EXERCISE INSTRUCTIONS:
Take the material and output all of it exactly.

AVAILABLE RECORDS:
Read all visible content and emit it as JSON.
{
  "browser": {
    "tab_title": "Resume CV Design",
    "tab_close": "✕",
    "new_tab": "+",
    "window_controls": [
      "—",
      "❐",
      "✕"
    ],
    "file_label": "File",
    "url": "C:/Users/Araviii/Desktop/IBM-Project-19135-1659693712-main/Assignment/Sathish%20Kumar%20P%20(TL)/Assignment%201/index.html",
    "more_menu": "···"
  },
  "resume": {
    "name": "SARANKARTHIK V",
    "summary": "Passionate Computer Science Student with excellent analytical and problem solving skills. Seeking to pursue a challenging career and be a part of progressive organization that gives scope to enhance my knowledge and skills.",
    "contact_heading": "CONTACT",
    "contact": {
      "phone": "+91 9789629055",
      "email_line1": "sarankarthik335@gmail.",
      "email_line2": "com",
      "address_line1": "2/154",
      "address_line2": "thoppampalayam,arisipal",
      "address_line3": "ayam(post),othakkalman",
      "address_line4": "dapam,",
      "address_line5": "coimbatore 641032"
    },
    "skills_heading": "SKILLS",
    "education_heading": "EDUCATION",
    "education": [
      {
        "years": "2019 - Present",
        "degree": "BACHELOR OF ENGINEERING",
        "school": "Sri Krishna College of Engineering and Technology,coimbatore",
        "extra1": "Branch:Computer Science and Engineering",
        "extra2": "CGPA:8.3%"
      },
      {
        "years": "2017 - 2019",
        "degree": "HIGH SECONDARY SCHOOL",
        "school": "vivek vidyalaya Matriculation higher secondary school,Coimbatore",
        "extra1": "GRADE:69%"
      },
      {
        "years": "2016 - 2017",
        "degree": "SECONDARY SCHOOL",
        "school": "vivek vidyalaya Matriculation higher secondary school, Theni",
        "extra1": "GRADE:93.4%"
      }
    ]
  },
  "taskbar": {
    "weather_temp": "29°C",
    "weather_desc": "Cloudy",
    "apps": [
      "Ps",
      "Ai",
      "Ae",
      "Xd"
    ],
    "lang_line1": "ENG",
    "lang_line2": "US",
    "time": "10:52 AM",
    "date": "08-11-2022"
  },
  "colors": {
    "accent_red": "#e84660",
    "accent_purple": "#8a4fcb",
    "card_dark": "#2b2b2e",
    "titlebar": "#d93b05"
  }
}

ANSWER TO THIS PROBLEM:
Read all visible content and emit it as JSON.
{
  "browser": {
    "tab_title": "Resume CV Design",
    "tab_close": "✕",
    "new_tab": "+",
    "window_controls": [
      "—",
      "❐",
      "✕"
    ],
    "file_label": "File",
    "url": "C:/Users/Araviii/Desktop/IBM-Project-19135-1659693712-main/Assignment/Sathish%20Kumar%20P%20(TL)/Assignment%201/index.html",
    "more_menu": "···"
  },
  "resume": {
    "name": "SARANKARTHIK V",
    "summary": "Passionate Computer Science Student with excellent analytical and problem solving skills. Seeking to pursue a challenging career and be a part of progressive organization that gives scope to enhance my knowledge and skills.",
    "contact_heading": "CONTACT",
    "contact": {
      "phone": "+91 9789629055",
      "email_line1": "sarankarthik335@gmail.",
      "email_line2": "com",
      "address_line1": "2/154",
      "address_line2": "thoppampalayam,arisipal",
      "address_line3": "ayam(post),othakkalman",
      "address_line4": "dapam,",
      "address_line5": "coimbatore 641032"
    },
    "skills_heading": "SKILLS",
    "education_heading": "EDUCATION",
    "education": [
      {
        "years": "2019 - Present",
        "degree": "BACHELOR OF ENGINEERING",
        "school": "Sri Krishna College of Engineering and Technology,coimbatore",
        "extra1": "Branch:Computer Science and Engineering",
        "extra2": "CGPA:8.3%"
      },
      {
        "years": "2017 - 2019",
        "degree": "HIGH SECONDARY SCHOOL",
        "school": "vivek vidyalaya Matriculation higher secondary school,Coimbatore",
        "extra1": "GRADE:69%"
      },
      {
        "years": "2016 - 2017",
        "degree": "SECONDARY SCHOOL",
        "school": "vivek vidyalaya Matriculation higher secondary school, Theni",
        "extra1": "GRADE:93.4%"
      }
    ]
  },
  "taskbar": {
    "weather_temp": "29°C",
    "weather_desc": "Cloudy",
    "apps": [
      "Ps",
      "Ai",
      "Ae",
      "Xd"
    ],
    "lang_line1": "ENG",
    "lang_line2": "US",
    "time": "10:52 AM",
    "date": "08-11-2022"
  },
  "colors": {
    "accent_red": "#e84660",
    "accent_purple": "#8a4fcb",
    "card_dark": "#2b2b2e",
    "titlebar": "#d93b05"
  }
}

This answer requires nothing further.